WORK TO COMPLETE
Convert the records, from the first line through the line containing "clear-search-button[interactable]: × bbox=[1666, 209, 1696, 239]", into a Markdown table with columns named Row and Line, skipping blank lines.

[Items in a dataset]
+-------+

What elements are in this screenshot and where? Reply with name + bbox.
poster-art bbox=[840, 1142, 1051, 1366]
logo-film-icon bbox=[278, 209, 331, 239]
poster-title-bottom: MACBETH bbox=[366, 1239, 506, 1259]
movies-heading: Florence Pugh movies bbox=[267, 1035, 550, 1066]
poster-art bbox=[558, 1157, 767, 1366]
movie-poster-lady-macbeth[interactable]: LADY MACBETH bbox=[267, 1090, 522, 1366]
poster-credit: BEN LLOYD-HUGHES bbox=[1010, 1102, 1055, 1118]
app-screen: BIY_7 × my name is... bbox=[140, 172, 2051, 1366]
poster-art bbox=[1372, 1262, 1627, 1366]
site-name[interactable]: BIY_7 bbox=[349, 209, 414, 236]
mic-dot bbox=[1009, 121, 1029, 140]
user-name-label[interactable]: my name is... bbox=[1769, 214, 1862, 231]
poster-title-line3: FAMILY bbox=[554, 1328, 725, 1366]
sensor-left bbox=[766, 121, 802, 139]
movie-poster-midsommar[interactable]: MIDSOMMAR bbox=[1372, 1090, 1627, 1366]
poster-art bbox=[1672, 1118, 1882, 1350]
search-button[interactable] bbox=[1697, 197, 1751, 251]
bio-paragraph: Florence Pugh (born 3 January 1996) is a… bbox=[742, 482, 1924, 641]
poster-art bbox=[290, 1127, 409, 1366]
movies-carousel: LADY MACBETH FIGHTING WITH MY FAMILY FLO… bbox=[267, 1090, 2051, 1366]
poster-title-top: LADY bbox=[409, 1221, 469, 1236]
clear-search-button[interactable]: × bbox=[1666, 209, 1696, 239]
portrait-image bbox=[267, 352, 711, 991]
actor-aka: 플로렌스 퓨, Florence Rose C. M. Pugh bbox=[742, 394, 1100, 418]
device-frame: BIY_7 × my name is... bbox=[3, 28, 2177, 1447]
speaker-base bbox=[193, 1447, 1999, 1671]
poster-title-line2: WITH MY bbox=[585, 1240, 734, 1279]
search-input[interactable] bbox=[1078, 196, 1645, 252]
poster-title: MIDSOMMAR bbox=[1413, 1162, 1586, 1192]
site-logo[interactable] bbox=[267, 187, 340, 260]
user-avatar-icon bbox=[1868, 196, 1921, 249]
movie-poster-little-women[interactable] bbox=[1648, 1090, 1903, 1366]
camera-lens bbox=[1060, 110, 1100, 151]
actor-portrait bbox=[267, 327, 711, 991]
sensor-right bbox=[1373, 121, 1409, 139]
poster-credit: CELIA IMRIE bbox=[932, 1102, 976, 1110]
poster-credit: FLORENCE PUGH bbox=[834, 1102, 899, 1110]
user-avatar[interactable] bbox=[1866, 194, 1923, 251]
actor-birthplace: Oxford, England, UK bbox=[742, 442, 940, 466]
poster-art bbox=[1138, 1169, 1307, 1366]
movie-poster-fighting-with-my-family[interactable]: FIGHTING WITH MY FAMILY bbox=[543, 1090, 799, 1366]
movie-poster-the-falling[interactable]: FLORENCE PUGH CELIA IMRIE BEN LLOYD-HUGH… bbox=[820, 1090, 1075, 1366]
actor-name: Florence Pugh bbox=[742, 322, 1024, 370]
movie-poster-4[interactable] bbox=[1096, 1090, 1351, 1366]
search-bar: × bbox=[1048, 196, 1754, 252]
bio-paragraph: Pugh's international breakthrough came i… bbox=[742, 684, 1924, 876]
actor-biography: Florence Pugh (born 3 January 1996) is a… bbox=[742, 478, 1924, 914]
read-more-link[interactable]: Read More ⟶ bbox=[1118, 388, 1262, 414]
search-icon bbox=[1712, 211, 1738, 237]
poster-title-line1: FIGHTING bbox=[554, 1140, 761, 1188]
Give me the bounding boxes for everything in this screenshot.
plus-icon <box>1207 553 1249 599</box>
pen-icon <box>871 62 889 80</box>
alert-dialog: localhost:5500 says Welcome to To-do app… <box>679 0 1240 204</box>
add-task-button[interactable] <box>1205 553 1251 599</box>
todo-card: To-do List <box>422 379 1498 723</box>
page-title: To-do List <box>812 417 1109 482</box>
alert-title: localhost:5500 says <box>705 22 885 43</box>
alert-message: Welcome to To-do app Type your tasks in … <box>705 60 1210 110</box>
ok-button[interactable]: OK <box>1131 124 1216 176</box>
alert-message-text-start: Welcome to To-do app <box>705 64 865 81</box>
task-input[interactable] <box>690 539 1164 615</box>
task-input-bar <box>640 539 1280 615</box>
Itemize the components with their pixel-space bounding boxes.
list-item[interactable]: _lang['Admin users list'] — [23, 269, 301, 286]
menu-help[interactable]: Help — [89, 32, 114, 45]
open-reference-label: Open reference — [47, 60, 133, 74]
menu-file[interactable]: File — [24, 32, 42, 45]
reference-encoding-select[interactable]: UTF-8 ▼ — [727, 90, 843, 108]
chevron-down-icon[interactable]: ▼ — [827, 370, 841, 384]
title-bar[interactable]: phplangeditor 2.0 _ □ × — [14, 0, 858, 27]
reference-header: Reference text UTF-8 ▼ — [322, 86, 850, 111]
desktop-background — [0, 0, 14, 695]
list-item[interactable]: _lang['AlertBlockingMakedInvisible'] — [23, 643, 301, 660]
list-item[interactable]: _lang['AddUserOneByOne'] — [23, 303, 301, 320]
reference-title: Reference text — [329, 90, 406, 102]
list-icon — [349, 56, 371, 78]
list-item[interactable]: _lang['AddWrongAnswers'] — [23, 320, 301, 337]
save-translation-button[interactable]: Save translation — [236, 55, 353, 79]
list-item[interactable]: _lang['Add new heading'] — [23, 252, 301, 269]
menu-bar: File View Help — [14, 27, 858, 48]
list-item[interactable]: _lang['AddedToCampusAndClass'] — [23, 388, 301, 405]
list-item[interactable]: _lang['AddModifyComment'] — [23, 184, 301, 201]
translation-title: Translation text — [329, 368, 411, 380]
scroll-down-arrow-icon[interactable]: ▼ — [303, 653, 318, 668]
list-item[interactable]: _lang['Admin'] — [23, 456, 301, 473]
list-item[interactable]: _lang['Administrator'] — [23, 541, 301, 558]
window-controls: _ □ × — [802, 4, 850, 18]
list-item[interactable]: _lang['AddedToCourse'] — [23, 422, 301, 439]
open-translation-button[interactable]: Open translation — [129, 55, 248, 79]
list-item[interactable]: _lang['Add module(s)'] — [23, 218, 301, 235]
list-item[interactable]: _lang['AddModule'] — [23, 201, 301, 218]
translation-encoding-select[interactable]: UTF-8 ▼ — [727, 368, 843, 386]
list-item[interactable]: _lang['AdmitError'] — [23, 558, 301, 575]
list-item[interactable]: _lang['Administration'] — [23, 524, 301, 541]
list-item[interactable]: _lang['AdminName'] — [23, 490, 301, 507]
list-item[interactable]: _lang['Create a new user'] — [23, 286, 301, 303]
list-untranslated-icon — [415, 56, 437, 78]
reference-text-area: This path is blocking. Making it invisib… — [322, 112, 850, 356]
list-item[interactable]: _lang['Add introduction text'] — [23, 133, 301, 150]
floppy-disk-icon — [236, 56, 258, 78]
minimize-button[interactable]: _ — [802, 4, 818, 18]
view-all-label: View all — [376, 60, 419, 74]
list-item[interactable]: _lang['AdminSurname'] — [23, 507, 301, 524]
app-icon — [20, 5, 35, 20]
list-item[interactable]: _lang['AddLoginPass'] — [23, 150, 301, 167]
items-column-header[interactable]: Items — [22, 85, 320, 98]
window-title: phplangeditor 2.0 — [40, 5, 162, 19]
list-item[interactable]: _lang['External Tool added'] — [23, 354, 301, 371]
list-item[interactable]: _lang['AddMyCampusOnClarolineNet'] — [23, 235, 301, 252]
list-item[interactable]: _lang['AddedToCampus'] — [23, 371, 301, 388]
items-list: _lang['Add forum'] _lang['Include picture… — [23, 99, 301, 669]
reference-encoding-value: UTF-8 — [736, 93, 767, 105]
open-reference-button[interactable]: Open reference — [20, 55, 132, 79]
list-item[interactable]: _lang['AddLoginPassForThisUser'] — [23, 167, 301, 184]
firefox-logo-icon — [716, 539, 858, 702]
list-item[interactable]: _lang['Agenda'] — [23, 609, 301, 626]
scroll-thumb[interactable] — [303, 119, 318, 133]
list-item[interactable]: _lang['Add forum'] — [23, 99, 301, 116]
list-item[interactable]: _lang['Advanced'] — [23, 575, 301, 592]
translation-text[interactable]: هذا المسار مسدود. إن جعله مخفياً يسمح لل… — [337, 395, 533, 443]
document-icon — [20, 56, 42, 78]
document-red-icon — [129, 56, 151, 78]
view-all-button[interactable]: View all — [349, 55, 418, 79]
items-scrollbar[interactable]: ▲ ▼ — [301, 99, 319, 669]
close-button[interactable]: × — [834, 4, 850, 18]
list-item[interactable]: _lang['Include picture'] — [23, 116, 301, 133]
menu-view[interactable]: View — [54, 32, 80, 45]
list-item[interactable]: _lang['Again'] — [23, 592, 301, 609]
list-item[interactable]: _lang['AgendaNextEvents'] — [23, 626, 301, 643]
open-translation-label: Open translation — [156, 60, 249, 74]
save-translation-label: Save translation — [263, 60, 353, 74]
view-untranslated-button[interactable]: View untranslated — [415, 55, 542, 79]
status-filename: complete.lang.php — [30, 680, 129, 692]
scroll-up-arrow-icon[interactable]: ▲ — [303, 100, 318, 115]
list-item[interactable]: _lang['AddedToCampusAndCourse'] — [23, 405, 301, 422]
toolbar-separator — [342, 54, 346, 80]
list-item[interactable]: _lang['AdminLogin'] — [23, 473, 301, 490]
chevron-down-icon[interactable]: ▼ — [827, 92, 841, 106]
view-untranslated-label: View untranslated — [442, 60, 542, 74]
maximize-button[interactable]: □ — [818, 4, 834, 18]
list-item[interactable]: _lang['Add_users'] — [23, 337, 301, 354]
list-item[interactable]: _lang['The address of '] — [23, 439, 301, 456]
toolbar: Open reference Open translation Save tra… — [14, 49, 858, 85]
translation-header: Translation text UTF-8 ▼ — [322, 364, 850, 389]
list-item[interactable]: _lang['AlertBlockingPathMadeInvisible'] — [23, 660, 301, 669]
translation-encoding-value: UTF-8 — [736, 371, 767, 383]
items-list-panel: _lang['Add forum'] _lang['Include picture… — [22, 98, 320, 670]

+-------+

THE REPLY
| Row | Line |
|---|---|
| 1 | What elements are in this screenshot and where? Reply with name + bbox. |
| 2 | poster-art bbox=[840, 1142, 1051, 1366] |
| 3 | logo-film-icon bbox=[278, 209, 331, 239] |
| 4 | poster-title-bottom: MACBETH bbox=[366, 1239, 506, 1259] |
| 5 | movies-heading: Florence Pugh movies bbox=[267, 1035, 550, 1066] |
| 6 | poster-art bbox=[558, 1157, 767, 1366] |
| 7 | movie-poster-lady-macbeth[interactable]: LADY MACBETH bbox=[267, 1090, 522, 1366] |
| 8 | poster-credit: BEN LLOYD-HUGHES bbox=[1010, 1102, 1055, 1118] |
| 9 | app-screen: BIY_7 × my name is... bbox=[140, 172, 2051, 1366] |
| 10 | poster-art bbox=[1372, 1262, 1627, 1366] |
| 11 | site-name[interactable]: BIY_7 bbox=[349, 209, 414, 236] |
| 12 | mic-dot bbox=[1009, 121, 1029, 140] |
| 13 | user-name-label[interactable]: my name is... bbox=[1769, 214, 1862, 231] |
| 14 | poster-title-line3: FAMILY bbox=[554, 1328, 725, 1366] |
| 15 | sensor-left bbox=[766, 121, 802, 139] |
| 16 | movie-poster-midsommar[interactable]: MIDSOMMAR bbox=[1372, 1090, 1627, 1366] |
| 17 | poster-art bbox=[1672, 1118, 1882, 1350] |
| 18 | search-button[interactable] bbox=[1697, 197, 1751, 251] |
| 19 | bio-paragraph: Florence Pugh (born 3 January 1996) is a… bbox=[742, 482, 1924, 641] |
| 20 | poster-art bbox=[290, 1127, 409, 1366] |
| 21 | movies-carousel: LADY MACBETH FIGHTING WITH MY FAMILY FLO… bbox=[267, 1090, 2051, 1366] |
| 22 | poster-title-top: LADY bbox=[409, 1221, 469, 1236] |
| 23 | clear-search-button[interactable]: × bbox=[1666, 209, 1696, 239] |